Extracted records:
•••
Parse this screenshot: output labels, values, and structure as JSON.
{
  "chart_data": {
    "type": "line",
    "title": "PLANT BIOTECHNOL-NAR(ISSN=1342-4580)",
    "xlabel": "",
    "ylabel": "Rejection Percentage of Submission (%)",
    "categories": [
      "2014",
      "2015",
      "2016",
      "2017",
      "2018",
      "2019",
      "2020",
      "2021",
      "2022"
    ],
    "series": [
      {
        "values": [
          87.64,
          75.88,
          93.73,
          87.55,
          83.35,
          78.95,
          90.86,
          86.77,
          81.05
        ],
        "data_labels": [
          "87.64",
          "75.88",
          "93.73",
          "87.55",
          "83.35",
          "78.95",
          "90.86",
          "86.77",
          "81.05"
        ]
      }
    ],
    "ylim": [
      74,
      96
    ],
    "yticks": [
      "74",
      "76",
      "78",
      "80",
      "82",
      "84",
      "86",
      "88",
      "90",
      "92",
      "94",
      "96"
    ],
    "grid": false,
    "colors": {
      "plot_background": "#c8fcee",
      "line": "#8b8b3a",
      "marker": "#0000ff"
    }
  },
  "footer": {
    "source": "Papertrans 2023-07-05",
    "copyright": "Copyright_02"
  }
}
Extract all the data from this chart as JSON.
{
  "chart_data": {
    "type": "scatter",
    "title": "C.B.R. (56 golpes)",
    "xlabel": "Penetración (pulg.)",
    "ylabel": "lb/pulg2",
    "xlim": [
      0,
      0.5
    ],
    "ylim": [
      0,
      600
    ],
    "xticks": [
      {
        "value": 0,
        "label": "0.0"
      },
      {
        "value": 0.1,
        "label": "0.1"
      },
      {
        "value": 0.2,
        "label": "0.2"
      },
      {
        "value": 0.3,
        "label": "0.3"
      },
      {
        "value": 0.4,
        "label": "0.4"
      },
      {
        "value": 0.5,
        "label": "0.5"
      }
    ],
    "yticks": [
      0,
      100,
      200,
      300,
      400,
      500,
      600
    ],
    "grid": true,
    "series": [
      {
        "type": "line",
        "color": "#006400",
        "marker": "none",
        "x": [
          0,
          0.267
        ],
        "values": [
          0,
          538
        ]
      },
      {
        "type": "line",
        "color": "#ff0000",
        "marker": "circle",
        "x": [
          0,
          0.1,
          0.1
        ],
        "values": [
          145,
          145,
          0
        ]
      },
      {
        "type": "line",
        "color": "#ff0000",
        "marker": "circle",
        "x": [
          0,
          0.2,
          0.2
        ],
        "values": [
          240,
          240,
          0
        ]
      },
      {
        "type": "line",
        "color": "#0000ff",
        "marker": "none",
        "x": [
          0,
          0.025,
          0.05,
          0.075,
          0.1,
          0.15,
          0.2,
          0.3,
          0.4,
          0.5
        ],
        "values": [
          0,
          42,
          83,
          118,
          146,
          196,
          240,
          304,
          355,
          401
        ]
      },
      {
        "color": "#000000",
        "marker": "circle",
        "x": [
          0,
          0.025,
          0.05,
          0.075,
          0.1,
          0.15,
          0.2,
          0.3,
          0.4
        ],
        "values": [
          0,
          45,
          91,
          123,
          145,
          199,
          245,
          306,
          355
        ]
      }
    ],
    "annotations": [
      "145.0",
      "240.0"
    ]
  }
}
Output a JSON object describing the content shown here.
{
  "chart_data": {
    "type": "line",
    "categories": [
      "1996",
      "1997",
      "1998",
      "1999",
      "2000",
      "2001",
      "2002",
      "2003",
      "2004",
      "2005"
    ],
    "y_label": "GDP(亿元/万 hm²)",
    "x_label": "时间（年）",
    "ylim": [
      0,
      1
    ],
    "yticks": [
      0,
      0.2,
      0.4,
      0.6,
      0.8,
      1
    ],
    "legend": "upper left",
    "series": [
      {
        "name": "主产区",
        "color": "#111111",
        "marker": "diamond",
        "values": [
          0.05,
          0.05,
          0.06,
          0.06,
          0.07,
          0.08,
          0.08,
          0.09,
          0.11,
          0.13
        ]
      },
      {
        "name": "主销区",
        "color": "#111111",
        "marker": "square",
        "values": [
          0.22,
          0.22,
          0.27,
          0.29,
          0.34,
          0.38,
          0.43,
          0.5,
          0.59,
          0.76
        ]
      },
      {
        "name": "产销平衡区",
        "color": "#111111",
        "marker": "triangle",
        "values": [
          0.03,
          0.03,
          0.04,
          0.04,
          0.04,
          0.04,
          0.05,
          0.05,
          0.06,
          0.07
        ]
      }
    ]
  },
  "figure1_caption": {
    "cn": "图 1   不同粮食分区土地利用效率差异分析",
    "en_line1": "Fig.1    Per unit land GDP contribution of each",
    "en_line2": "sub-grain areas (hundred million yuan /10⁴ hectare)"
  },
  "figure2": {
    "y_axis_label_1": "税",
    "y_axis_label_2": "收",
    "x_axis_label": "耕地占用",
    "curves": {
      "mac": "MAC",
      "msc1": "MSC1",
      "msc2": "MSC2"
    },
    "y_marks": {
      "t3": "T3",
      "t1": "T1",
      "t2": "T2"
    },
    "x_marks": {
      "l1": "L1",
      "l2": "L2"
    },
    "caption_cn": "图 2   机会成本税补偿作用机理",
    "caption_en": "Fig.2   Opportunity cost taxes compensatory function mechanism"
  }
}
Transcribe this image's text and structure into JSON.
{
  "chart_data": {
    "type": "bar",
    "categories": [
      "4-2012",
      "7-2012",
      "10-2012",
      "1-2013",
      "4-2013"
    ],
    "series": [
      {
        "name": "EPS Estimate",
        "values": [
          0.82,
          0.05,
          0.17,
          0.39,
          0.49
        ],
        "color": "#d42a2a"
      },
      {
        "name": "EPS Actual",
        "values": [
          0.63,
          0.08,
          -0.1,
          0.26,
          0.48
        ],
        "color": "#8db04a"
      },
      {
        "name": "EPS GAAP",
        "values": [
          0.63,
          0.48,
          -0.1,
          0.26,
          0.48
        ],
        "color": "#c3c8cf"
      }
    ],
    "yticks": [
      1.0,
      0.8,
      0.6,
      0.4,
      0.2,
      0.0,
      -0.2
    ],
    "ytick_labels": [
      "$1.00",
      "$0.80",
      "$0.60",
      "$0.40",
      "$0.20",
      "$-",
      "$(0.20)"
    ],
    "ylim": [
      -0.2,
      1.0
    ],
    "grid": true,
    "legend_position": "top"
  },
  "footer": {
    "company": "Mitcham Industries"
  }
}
•••
- _Exercise task_
Output the listing above exactly as it appears.

- _Completed exercise_
Parse this screenshot: output labels, values, and structure as JSON.
{
  "chart_data": {
    "type": "line",
    "title": "PLANT BIOTECHNOL-NAR(ISSN=1342-4580)",
    "xlabel": "",
    "ylabel": "Rejection Percentage of Submission (%)",
    "categories": [
      "2014",
      "2015",
      "2016",
      "2017",
      "2018",
      "2019",
      "2020",
      "2021",
      "2022"
    ],
    "series": [
      {
        "values": [
          87.64,
          75.88,
          93.73,
          87.55,
          83.35,
          78.95,
          90.86,
          86.77,
          81.05
        ],
        "data_labels": [
          "87.64",
          "75.88",
          "93.73",
          "87.55",
          "83.35",
          "78.95",
          "90.86",
          "86.77",
          "81.05"
        ]
      }
    ],
    "ylim": [
      74,
      96
    ],
    "yticks": [
      "74",
      "76",
      "78",
      "80",
      "82",
      "84",
      "86",
      "88",
      "90",
      "92",
      "94",
      "96"
    ],
    "grid": false,
    "colors": {
      "plot_background": "#c8fcee",
      "line": "#8b8b3a",
      "marker": "#0000ff"
    }
  },
  "footer": {
    "source": "Papertrans 2023-07-05",
    "copyright": "Copyright_02"
  }
}
Extract all the data from this chart as JSON.
{
  "chart_data": {
    "type": "scatter",
    "title": "C.B.R. (56 golpes)",
    "xlabel": "Penetración (pulg.)",
    "ylabel": "lb/pulg2",
    "xlim": [
      0,
      0.5
    ],
    "ylim": [
      0,
      600
    ],
    "xticks": [
      {
        "value": 0,
        "label": "0.0"
      },
      {
        "value": 0.1,
        "label": "0.1"
      },
      {
        "value": 0.2,
        "label": "0.2"
      },
      {
        "value": 0.3,
        "label": "0.3"
      },
      {
        "value": 0.4,
        "label": "0.4"
      },
      {
        "value": 0.5,
        "label": "0.5"
      }
    ],
    "yticks": [
      0,
      100,
      200,
      300,
      400,
      500,
      600
    ],
    "grid": true,
    "series": [
      {
        "type": "line",
        "color": "#006400",
        "marker": "none",
        "x": [
          0,
          0.267
        ],
        "values": [
          0,
          538
        ]
      },
      {
        "type": "line",
        "color": "#ff0000",
        "marker": "circle",
        "x": [
          0,
          0.1,
          0.1
        ],
        "values": [
          145,
          145,
          0
        ]
      },
      {
        "type": "line",
        "color": "#ff0000",
        "marker": "circle",
        "x": [
          0,
          0.2,
          0.2
        ],
        "values": [
          240,
          240,
          0
        ]
      },
      {
        "type": "line",
        "color": "#0000ff",
        "marker": "none",
        "x": [
          0,
          0.025,
          0.05,
          0.075,
          0.1,
          0.15,
          0.2,
          0.3,
          0.4,
          0.5
        ],
        "values": [
          0,
          42,
          83,
          118,
          146,
          196,
          240,
          304,
          355,
          401
        ]
      },
      {
        "color": "#000000",
        "marker": "circle",
        "x": [
          0,
          0.025,
          0.05,
          0.075,
          0.1,
          0.15,
          0.2,
          0.3,
          0.4
        ],
        "values": [
          0,
          45,
          91,
          123,
          145,
          199,
          245,
          306,
          355
        ]
      }
    ],
    "annotations": [
      "145.0",
      "240.0"
    ]
  }
}
Output a JSON object describing the content shown here.
{
  "chart_data": {
    "type": "line",
    "categories": [
      "1996",
      "1997",
      "1998",
      "1999",
      "2000",
      "2001",
      "2002",
      "2003",
      "2004",
      "2005"
    ],
    "y_label": "GDP(亿元/万 hm²)",
    "x_label": "时间（年）",
    "ylim": [
      0,
      1
    ],
    "yticks": [
      0,
      0.2,
      0.4,
      0.6,
      0.8,
      1
    ],
    "legend": "upper left",
    "series": [
      {
        "name": "主产区",
        "color": "#111111",
        "marker": "diamond",
        "values": [
          0.05,
          0.05,
          0.06,
          0.06,
          0.07,
          0.08,
          0.08,
          0.09,
          0.11,
          0.13
        ]
      },
      {
        "name": "主销区",
        "color": "#111111",
        "marker": "square",
        "values": [
          0.22,
          0.22,
          0.27,
          0.29,
          0.34,
          0.38,
          0.43,
          0.5,
          0.59,
          0.76
        ]
      },
      {
        "name": "产销平衡区",
        "color": "#111111",
        "marker": "triangle",
        "values": [
          0.03,
          0.03,
          0.04,
          0.04,
          0.04,
          0.04,
          0.05,
          0.05,
          0.06,
          0.07
        ]
      }
    ]
  },
  "figure1_caption": {
    "cn": "图 1   不同粮食分区土地利用效率差异分析",
    "en_line1": "Fig.1    Per unit land GDP contribution of each",
    "en_line2": "sub-grain areas (hundred million yuan /10⁴ hectare)"
  },
  "figure2": {
    "y_axis_label_1": "税",
    "y_axis_label_2": "收",
    "x_axis_label": "耕地占用",
    "curves": {
      "mac": "MAC",
      "msc1": "MSC1",
      "msc2": "MSC2"
    },
    "y_marks": {
      "t3": "T3",
      "t1": "T1",
      "t2": "T2"
    },
    "x_marks": {
      "l1": "L1",
      "l2": "L2"
    },
    "caption_cn": "图 2   机会成本税补偿作用机理",
    "caption_en": "Fig.2   Opportunity cost taxes compensatory function mechanism"
  }
}
Transcribe this image's text and structure into JSON.
{
  "chart_data": {
    "type": "bar",
    "categories": [
      "4-2012",
      "7-2012",
      "10-2012",
      "1-2013",
      "4-2013"
    ],
    "series": [
      {
        "name": "EPS Estimate",
        "values": [
          0.82,
          0.05,
          0.17,
          0.39,
          0.49
        ],
        "color": "#d42a2a"
      },
      {
        "name": "EPS Actual",
        "values": [
          0.63,
          0.08,
          -0.1,
          0.26,
          0.48
        ],
        "color": "#8db04a"
      },
      {
        "name": "EPS GAAP",
        "values": [
          0.63,
          0.48,
          -0.1,
          0.26,
          0.48
        ],
        "color": "#c3c8cf"
      }
    ],
    "yticks": [
      1.0,
      0.8,
      0.6,
      0.4,
      0.2,
      0.0,
      -0.2
    ],
    "ytick_labels": [
      "$1.00",
      "$0.80",
      "$0.60",
      "$0.40",
      "$0.20",
      "$-",
      "$(0.20)"
    ],
    "ylim": [
      -0.2,
      1.0
    ],
    "grid": true,
    "legend_position": "top"
  },
  "footer": {
    "company": "Mitcham Industries"
  }
}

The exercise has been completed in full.